>> START Records for this exercise

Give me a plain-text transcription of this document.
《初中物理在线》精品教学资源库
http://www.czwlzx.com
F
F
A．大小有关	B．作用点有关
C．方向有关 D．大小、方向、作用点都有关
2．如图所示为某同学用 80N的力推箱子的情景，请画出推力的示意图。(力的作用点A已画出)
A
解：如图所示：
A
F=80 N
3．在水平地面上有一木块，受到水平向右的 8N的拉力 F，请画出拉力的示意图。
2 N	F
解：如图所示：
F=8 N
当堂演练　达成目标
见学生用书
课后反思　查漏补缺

>> END Records for this exercise

◆ What you are asked to do:
From the records above, extract every entry verbatim.

◆ Problem solution:
Give me a plain-text transcription of this document.
《初中物理在线》精品教学资源库
http://www.czwlzx.com
F
F
A．大小有关	B．作用点有关
C．方向有关 D．大小、方向、作用点都有关
2．如图所示为某同学用 80N的力推箱子的情景，请画出推力的示意图。(力的作用点A已画出)
A
解：如图所示：
A
F=80 N
3．在水平地面上有一木块，受到水平向右的 8N的拉力 F，请画出拉力的示意图。
2 N	F
解：如图所示：
F=8 N
当堂演练　达成目标
见学生用书
课后反思　查漏补缺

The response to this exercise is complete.